=== Exercise prompt ===
Using the listing below, select the lines with the word "dovrebbe" and copy them.

=== Material ===

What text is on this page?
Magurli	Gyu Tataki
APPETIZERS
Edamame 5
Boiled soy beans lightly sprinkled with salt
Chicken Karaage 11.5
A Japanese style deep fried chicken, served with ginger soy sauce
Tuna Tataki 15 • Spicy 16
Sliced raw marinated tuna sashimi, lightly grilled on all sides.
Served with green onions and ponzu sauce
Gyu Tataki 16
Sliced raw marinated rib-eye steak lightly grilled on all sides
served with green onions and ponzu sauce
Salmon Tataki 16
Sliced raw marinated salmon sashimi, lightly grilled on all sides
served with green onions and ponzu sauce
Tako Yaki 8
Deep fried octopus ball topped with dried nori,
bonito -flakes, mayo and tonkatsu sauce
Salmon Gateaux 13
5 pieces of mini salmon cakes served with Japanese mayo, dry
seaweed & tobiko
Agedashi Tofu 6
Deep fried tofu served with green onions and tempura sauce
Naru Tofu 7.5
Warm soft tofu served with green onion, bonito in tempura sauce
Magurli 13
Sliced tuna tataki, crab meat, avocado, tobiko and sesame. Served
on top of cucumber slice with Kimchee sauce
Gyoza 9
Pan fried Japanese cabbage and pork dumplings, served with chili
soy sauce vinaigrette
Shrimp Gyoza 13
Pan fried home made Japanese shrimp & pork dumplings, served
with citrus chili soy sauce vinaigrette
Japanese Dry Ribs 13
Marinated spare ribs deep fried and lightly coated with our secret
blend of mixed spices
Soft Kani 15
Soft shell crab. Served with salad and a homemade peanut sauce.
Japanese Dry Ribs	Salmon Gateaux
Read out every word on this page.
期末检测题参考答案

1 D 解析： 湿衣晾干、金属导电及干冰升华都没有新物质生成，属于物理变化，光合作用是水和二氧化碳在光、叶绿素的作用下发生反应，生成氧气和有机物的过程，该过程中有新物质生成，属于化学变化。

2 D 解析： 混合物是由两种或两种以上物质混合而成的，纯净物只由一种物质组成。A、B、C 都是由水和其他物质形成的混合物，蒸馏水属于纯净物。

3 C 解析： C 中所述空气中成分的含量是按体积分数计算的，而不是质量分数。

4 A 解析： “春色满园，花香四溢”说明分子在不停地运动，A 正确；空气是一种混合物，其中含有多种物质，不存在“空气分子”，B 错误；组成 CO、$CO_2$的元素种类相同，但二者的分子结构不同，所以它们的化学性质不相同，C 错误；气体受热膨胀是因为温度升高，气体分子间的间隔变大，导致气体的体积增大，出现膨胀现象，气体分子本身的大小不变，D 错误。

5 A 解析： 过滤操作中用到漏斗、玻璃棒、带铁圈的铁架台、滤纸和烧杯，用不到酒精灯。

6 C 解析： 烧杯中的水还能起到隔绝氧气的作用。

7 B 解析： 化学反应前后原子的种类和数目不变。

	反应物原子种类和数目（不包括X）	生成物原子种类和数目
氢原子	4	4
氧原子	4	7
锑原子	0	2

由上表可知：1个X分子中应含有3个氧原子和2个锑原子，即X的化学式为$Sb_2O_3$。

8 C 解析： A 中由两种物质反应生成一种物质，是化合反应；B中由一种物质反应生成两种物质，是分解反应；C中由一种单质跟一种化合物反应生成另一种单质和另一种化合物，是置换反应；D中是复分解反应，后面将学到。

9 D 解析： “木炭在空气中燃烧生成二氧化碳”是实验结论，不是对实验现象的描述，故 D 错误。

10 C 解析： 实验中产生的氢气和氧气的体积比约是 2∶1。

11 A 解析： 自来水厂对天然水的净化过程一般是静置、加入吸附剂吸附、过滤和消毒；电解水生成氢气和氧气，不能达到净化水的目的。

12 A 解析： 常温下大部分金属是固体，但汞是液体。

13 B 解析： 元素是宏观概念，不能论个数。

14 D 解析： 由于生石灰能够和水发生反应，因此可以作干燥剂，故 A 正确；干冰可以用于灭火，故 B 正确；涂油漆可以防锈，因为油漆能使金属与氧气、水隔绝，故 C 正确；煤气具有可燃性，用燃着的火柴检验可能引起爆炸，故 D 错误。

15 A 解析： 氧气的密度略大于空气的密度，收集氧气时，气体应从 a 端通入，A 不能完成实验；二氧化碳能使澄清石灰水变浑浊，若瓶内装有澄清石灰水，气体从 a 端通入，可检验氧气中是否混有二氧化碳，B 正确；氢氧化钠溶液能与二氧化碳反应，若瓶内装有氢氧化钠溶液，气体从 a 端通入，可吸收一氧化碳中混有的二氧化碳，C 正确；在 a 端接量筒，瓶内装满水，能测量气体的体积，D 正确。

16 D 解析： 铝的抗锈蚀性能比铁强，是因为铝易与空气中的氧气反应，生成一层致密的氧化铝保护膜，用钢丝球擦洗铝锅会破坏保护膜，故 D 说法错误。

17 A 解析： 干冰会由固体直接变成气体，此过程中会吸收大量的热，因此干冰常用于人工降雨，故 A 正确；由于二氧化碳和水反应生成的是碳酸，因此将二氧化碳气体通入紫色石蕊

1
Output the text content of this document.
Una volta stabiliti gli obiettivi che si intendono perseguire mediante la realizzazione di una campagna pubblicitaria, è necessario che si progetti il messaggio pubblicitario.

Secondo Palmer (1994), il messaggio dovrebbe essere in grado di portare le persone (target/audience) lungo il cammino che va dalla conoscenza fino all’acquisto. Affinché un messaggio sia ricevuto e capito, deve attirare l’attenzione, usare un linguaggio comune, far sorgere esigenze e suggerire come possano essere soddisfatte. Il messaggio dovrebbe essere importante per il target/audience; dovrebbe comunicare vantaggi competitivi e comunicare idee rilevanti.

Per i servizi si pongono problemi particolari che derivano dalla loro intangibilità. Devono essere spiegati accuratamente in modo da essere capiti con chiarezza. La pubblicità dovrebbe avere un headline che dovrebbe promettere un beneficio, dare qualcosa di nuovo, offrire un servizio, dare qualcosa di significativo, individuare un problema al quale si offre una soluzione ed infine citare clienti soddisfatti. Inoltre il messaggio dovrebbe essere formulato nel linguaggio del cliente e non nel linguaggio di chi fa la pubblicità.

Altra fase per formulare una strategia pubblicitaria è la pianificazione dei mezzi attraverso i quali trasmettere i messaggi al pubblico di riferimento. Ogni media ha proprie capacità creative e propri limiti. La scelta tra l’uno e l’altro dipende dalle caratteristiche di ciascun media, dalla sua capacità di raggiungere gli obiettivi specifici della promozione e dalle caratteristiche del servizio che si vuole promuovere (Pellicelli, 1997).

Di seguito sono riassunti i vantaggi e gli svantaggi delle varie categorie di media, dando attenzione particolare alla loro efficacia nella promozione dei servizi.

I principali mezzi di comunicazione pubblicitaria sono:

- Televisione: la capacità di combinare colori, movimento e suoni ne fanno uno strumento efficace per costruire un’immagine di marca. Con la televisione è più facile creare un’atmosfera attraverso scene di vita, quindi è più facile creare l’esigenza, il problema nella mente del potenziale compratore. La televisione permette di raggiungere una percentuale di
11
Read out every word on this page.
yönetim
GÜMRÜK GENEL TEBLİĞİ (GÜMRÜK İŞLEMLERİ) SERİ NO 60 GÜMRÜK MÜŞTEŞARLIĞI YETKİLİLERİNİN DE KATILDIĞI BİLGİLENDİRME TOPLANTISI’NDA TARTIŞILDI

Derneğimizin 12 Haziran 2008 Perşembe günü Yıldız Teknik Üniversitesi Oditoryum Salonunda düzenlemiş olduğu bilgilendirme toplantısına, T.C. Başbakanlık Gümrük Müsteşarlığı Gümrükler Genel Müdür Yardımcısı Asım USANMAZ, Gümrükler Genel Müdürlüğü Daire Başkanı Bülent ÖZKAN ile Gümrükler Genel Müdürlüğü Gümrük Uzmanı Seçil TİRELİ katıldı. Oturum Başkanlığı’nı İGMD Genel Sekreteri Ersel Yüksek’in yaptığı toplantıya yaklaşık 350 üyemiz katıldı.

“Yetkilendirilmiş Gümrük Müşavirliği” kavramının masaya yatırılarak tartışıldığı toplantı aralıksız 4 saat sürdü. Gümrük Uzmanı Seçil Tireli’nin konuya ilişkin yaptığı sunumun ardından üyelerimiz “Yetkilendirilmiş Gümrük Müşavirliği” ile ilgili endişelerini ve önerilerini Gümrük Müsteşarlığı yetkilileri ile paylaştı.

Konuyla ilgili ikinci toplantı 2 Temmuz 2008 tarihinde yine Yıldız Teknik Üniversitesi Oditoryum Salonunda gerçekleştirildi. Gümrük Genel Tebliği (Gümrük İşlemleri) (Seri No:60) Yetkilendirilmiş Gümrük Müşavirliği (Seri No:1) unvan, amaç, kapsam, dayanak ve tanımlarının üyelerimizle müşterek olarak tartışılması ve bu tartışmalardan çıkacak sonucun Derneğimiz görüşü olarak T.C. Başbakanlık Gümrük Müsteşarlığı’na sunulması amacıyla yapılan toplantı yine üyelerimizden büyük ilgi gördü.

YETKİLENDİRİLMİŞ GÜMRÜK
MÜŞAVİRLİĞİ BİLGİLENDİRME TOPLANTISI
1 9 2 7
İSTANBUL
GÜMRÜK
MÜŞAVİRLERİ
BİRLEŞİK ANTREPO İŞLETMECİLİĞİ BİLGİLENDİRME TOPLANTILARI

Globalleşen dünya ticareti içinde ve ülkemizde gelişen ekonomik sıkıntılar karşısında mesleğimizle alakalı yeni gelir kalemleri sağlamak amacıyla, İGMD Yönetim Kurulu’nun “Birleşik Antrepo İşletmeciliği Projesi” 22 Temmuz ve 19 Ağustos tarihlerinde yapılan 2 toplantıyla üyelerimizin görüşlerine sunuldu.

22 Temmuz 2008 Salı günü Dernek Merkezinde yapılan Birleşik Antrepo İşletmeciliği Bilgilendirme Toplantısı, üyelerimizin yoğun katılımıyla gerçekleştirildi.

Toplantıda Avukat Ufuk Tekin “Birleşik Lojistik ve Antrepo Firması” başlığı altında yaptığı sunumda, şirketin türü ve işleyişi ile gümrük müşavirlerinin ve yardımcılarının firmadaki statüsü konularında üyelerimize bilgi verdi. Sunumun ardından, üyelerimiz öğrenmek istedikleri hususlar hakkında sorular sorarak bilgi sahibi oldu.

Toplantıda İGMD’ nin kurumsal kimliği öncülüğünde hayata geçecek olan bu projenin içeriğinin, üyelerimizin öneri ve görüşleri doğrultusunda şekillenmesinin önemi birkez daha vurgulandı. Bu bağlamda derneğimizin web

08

=== Result ===
Secondo Palmer (1994), il messaggio dovrebbe essere in grado di portare le persone (target/audience) lungo il cammino che va dalla conoscenza fino all’acquisto. Affinché un messaggio sia ricevuto e capito, deve attirare l’attenzione, usare un linguaggio comune, far sorgere esigenze e suggerire come possano essere soddisfatte. Il messaggio dovrebbe essere importante per il target/audience; dovrebbe comunicare vantaggi competitivi e comunicare idee rilevanti.
Per i servizi si pongono problemi particolari che derivano dalla loro intangibilità. Devono essere spiegati accuratamente in modo da essere capiti con chiarezza. La pubblicità dovrebbe avere un headline che dovrebbe promettere un beneficio, dare qualcosa di nuovo, offrire un servizio, dare qualcosa di significativo, individuare un problema al quale si offre una soluzione ed infine citare clienti soddisfatti. Inoltre il messaggio dovrebbe essere formulato nel linguaggio del cliente e non nel linguaggio di chi fa la pubblicità.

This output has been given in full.